Copy out each line of the material below with no changes.
** START OF Exercise materials **
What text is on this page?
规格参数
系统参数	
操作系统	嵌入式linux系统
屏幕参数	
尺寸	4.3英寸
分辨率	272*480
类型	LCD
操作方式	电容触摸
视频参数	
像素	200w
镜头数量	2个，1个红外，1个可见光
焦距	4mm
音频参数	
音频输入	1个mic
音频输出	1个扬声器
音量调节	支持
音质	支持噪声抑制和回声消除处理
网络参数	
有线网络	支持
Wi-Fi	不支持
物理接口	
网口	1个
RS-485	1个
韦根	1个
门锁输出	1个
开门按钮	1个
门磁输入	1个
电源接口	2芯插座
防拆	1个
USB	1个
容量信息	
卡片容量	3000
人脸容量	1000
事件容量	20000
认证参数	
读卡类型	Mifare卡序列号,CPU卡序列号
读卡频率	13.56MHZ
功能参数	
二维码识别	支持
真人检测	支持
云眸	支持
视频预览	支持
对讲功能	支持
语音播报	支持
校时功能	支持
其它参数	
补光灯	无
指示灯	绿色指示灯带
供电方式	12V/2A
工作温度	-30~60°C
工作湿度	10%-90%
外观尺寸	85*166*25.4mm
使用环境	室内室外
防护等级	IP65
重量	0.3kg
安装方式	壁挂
** END OF Exercise materials **
■ Reply:
What text is on this page?
规格参数
系统参数	
操作系统	嵌入式linux系统
屏幕参数	
尺寸	4.3英寸
分辨率	272*480
类型	LCD
操作方式	电容触摸
视频参数	
像素	200w
镜头数量	2个，1个红外，1个可见光
焦距	4mm
音频参数	
音频输入	1个mic
音频输出	1个扬声器
音量调节	支持
音质	支持噪声抑制和回声消除处理
网络参数	
有线网络	支持
Wi-Fi	不支持
物理接口	
网口	1个
RS-485	1个
韦根	1个
门锁输出	1个
开门按钮	1个
门磁输入	1个
电源接口	2芯插座
防拆	1个
USB	1个
容量信息	
卡片容量	3000
人脸容量	1000
事件容量	20000
认证参数	
读卡类型	Mifare卡序列号,CPU卡序列号
读卡频率	13.56MHZ
功能参数	
二维码识别	支持
真人检测	支持
云眸	支持
视频预览	支持
对讲功能	支持
语音播报	支持
校时功能	支持
其它参数	
补光灯	无
指示灯	绿色指示灯带
供电方式	12V/2A
工作温度	-30~60°C
工作湿度	10%-90%
外观尺寸	85*166*25.4mm
使用环境	室内室外
防护等级	IP65
重量	0.3kg
安装方式	壁挂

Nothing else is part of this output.